**Work instructions:** Write out the listing exactly as it is given.

**Data listing:**
++++++++

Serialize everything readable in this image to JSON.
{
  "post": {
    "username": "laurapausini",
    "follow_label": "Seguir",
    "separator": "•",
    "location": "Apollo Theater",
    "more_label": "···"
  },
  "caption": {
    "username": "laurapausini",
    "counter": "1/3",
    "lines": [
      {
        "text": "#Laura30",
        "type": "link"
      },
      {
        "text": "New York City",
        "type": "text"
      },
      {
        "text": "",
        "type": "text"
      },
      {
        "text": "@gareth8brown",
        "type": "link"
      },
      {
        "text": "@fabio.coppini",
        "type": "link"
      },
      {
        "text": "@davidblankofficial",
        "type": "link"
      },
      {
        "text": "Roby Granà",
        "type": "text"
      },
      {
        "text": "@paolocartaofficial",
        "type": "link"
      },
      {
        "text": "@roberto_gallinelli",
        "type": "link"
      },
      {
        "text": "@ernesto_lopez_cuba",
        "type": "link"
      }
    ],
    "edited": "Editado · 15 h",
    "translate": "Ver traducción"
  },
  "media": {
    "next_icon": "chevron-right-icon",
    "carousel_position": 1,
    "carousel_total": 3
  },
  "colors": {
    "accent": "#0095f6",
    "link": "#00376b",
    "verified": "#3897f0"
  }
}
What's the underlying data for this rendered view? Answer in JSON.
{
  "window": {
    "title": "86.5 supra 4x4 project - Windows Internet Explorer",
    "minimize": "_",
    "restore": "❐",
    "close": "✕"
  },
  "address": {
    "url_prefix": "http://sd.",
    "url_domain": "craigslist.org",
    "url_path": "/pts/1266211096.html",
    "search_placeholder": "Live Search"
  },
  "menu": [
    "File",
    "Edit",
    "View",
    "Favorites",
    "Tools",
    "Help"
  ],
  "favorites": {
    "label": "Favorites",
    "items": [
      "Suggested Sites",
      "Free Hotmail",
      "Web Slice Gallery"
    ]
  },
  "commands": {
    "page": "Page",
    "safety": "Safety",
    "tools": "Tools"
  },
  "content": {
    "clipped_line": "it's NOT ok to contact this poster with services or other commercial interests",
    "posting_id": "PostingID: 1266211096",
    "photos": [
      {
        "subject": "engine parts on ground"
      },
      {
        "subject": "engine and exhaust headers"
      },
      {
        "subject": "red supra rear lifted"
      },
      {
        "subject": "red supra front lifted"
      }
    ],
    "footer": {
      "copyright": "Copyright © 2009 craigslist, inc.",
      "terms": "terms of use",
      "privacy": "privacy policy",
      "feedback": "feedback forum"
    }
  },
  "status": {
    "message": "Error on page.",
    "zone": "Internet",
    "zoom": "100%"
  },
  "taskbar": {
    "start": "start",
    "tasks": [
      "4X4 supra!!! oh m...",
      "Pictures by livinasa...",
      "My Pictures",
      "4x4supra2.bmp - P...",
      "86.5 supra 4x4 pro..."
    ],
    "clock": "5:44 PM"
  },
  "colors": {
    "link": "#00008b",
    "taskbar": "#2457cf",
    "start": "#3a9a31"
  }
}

++++++++

**Final result:**
Serialize everything readable in this image to JSON.
{
  "post": {
    "username": "laurapausini",
    "follow_label": "Seguir",
    "separator": "•",
    "location": "Apollo Theater",
    "more_label": "···"
  },
  "caption": {
    "username": "laurapausini",
    "counter": "1/3",
    "lines": [
      {
        "text": "#Laura30",
        "type": "link"
      },
      {
        "text": "New York City",
        "type": "text"
      },
      {
        "text": "",
        "type": "text"
      },
      {
        "text": "@gareth8brown",
        "type": "link"
      },
      {
        "text": "@fabio.coppini",
        "type": "link"
      },
      {
        "text": "@davidblankofficial",
        "type": "link"
      },
      {
        "text": "Roby Granà",
        "type": "text"
      },
      {
        "text": "@paolocartaofficial",
        "type": "link"
      },
      {
        "text": "@roberto_gallinelli",
        "type": "link"
      },
      {
        "text": "@ernesto_lopez_cuba",
        "type": "link"
      }
    ],
    "edited": "Editado · 15 h",
    "translate": "Ver traducción"
  },
  "media": {
    "next_icon": "chevron-right-icon",
    "carousel_position": 1,
    "carousel_total": 3
  },
  "colors": {
    "accent": "#0095f6",
    "link": "#00376b",
    "verified": "#3897f0"
  }
}
What's the underlying data for this rendered view? Answer in JSON.
{
  "window": {
    "title": "86.5 supra 4x4 project - Windows Internet Explorer",
    "minimize": "_",
    "restore": "❐",
    "close": "✕"
  },
  "address": {
    "url_prefix": "http://sd.",
    "url_domain": "craigslist.org",
    "url_path": "/pts/1266211096.html",
    "search_placeholder": "Live Search"
  },
  "menu": [
    "File",
    "Edit",
    "View",
    "Favorites",
    "Tools",
    "Help"
  ],
  "favorites": {
    "label": "Favorites",
    "items": [
      "Suggested Sites",
      "Free Hotmail",
      "Web Slice Gallery"
    ]
  },
  "commands": {
    "page": "Page",
    "safety": "Safety",
    "tools": "Tools"
  },
  "content": {
    "clipped_line": "it's NOT ok to contact this poster with services or other commercial interests",
    "posting_id": "PostingID: 1266211096",
    "photos": [
      {
        "subject": "engine parts on ground"
      },
      {
        "subject": "engine and exhaust headers"
      },
      {
        "subject": "red supra rear lifted"
      },
      {
        "subject": "red supra front lifted"
      }
    ],
    "footer": {
      "copyright": "Copyright © 2009 craigslist, inc.",
      "terms": "terms of use",
      "privacy": "privacy policy",
      "feedback": "feedback forum"
    }
  },
  "status": {
    "message": "Error on page.",
    "zone": "Internet",
    "zoom": "100%"
  },
  "taskbar": {
    "start": "start",
    "tasks": [
      "4X4 supra!!! oh m...",
      "Pictures by livinasa...",
      "My Pictures",
      "4x4supra2.bmp - P...",
      "86.5 supra 4x4 pro..."
    ],
    "clock": "5:44 PM"
  },
  "colors": {
    "link": "#00008b",
    "taskbar": "#2457cf",
    "start": "#3a9a31"
  }
}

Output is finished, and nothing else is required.